Material:

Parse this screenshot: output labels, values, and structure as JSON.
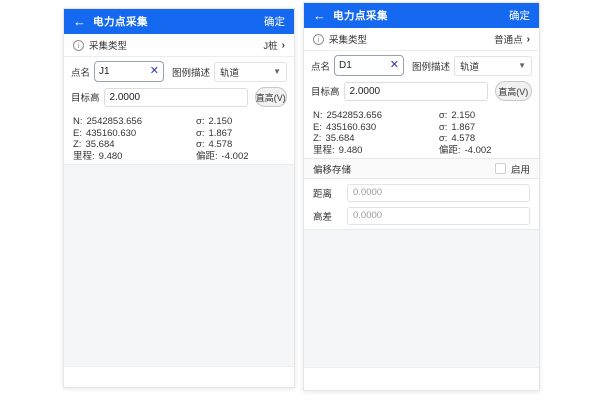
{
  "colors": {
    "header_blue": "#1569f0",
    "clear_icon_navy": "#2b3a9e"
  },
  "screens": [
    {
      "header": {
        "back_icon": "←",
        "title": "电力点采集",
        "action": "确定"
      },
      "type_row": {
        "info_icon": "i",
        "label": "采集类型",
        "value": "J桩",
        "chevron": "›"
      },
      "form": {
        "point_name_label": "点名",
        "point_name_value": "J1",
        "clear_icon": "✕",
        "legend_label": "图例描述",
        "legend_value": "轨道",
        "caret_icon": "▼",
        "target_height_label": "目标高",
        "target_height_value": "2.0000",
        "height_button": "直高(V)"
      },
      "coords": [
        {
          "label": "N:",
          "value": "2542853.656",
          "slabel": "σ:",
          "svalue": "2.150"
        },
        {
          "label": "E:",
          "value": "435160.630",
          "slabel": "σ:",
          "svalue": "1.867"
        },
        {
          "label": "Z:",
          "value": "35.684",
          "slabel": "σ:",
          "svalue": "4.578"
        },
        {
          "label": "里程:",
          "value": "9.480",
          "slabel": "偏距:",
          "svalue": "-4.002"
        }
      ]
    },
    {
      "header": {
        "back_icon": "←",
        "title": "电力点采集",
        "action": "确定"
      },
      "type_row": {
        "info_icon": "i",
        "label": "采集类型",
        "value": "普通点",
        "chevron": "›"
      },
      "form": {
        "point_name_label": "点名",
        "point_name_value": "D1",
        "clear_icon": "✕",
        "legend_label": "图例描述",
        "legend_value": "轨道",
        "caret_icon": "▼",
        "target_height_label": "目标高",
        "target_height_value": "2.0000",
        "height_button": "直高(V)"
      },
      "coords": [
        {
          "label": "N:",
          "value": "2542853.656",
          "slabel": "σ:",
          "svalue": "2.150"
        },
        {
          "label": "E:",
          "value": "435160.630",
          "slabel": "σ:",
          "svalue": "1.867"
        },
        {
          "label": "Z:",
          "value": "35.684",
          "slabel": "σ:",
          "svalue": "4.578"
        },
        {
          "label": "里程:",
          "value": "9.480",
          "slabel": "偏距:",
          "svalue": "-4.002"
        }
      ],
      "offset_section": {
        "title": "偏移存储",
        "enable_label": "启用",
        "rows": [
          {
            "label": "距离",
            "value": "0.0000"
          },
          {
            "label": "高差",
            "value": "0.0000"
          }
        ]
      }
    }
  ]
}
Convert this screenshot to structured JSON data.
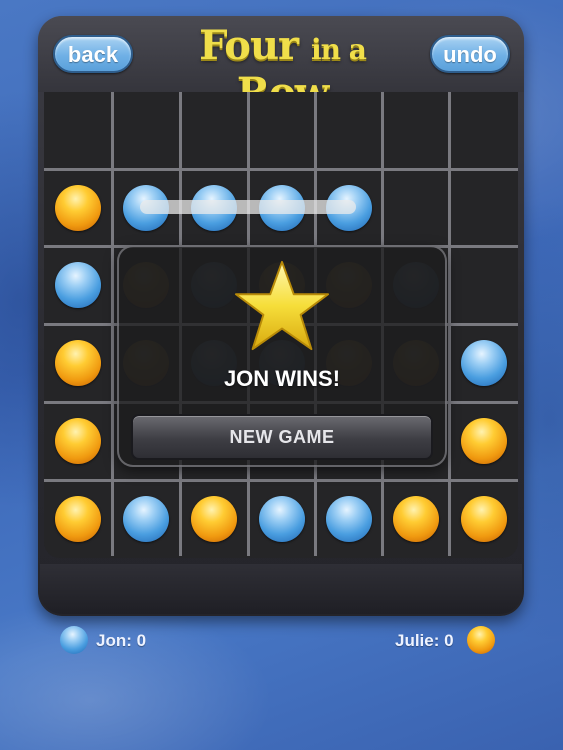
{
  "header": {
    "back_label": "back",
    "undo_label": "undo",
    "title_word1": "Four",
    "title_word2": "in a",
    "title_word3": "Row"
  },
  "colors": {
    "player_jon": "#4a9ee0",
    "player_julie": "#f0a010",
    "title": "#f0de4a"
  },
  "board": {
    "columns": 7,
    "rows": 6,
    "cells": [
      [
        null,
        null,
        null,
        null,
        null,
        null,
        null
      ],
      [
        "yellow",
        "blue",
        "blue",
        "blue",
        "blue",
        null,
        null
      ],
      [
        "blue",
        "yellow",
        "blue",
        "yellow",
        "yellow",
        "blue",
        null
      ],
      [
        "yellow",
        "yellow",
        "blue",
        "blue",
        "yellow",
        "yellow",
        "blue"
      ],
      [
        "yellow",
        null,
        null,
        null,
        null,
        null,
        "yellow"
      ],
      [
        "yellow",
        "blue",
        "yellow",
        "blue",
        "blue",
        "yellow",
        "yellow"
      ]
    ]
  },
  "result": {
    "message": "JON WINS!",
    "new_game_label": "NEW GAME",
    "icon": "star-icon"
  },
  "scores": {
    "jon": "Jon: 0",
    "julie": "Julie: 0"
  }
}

Set task:
Return all lines containing the word "screenshot".

Written solution:
Parse this screenshot: output labels, values, and structure as JSON.
Convert this screenshot to structured JSON data.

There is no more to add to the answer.